» **STATED PROBLEM**:
Every entry below should be printed exactly, without its images.

» **Dataset rows**:

══════

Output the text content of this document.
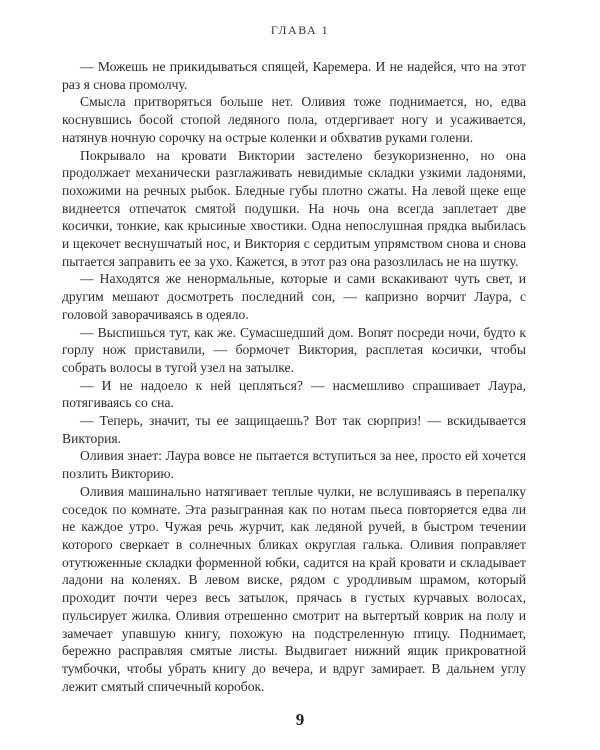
ГЛАВА 1

— Можешь не прикидываться спящей, Каремера. И не надейся, что на этот раз я снова промолчу.

Смысла притворяться больше нет. Оливия тоже поднимается, но, едва коснувшись босой стопой ледяного пола, отдергивает ногу и усаживается, натянув ночную сорочку на острые коленки и обхватив руками голени.

Покрывало на кровати Виктории застелено безукоризненно, но она продолжает механически разглаживать невидимые складки узкими ладонями, похожими на речных рыбок. Бледные губы плотно сжаты. На левой щеке еще виднеется отпечаток смятой подушки. На ночь она всегда заплетает две косички, тонкие, как крысиные хвостики. Одна непослушная прядка выбилась и щекочет веснушчатый нос, и Виктория с сердитым упрямством снова и снова пытается заправить ее за ухо. Кажется, в этот раз она разозлилась не на шутку.

— Находятся же ненормальные, которые и сами вскакивают чуть свет, и другим мешают досмотреть последний сон, — капризно ворчит Лаура, с головой заворачиваясь в одеяло.

— Выспишься тут, как же. Сумасшедший дом. Вопят посреди ночи, будто к горлу нож приставили, — бормочет Виктория, расплетая косички, чтобы собрать волосы в тугой узел на затылке.

— И не надоело к ней цепляться? — насмешливо спрашивает Лаура, потягиваясь со сна.

— Теперь, значит, ты ее защищаешь? Вот так сюрприз! — вскидывается Виктория.

Оливия знает: Лаура вовсе не пытается вступиться за нее, просто ей хочется позлить Викторию.

Оливия машинально натягивает теплые чулки, не вслушиваясь в перепалку соседок по комнате. Эта разыгранная как по нотам пьеса повторяется едва ли не каждое утро. Чужая речь журчит, как ледяной ручей, в быстром течении которого сверкает в солнечных бликах округлая галька. Оливия поправляет отутюженные складки форменной юбки, садится на край кровати и складывает ладони на коленях. В левом виске, рядом с уродливым шрамом, который проходит почти через весь затылок, прячась в густых курчавых волосах, пульсирует жилка. Оливия отрешенно смотрит на вытертый коврик на полу и замечает упавшую книгу, похожую на подстреленную птицу. Поднимает, бережно расправляя смятые листы. Выдвигает нижний ящик прикроватной тумбочки, чтобы убрать книгу до вечера, и вдруг замирает. В дальнем углу лежит смятый спичечный коробок.

9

══════

» **RESULT OF THE TASK**:
Output the text content of this document.
ГЛАВА 1

— Можешь не прикидываться спящей, Каремера. И не надейся, что на этот раз я снова промолчу.

Смысла притворяться больше нет. Оливия тоже поднимается, но, едва коснувшись босой стопой ледяного пола, отдергивает ногу и усаживается, натянув ночную сорочку на острые коленки и обхватив руками голени.

Покрывало на кровати Виктории застелено безукоризненно, но она продолжает механически разглаживать невидимые складки узкими ладонями, похожими на речных рыбок. Бледные губы плотно сжаты. На левой щеке еще виднеется отпечаток смятой подушки. На ночь она всегда заплетает две косички, тонкие, как крысиные хвостики. Одна непослушная прядка выбилась и щекочет веснушчатый нос, и Виктория с сердитым упрямством снова и снова пытается заправить ее за ухо. Кажется, в этот раз она разозлилась не на шутку.

— Находятся же ненормальные, которые и сами вскакивают чуть свет, и другим мешают досмотреть последний сон, — капризно ворчит Лаура, с головой заворачиваясь в одеяло.

— Выспишься тут, как же. Сумасшедший дом. Вопят посреди ночи, будто к горлу нож приставили, — бормочет Виктория, расплетая косички, чтобы собрать волосы в тугой узел на затылке.

— И не надоело к ней цепляться? — насмешливо спрашивает Лаура, потягиваясь со сна.

— Теперь, значит, ты ее защищаешь? Вот так сюрприз! — вскидывается Виктория.

Оливия знает: Лаура вовсе не пытается вступиться за нее, просто ей хочется позлить Викторию.

Оливия машинально натягивает теплые чулки, не вслушиваясь в перепалку соседок по комнате. Эта разыгранная как по нотам пьеса повторяется едва ли не каждое утро. Чужая речь журчит, как ледяной ручей, в быстром течении которого сверкает в солнечных бликах округлая галька. Оливия поправляет отутюженные складки форменной юбки, садится на край кровати и складывает ладони на коленях. В левом виске, рядом с уродливым шрамом, который проходит почти через весь затылок, прячась в густых курчавых волосах, пульсирует жилка. Оливия отрешенно смотрит на вытертый коврик на полу и замечает упавшую книгу, похожую на подстреленную птицу. Поднимает, бережно расправляя смятые листы. Выдвигает нижний ящик прикроватной тумбочки, чтобы убрать книгу до вечера, и вдруг замирает. В дальнем углу лежит смятый спичечный коробок.

9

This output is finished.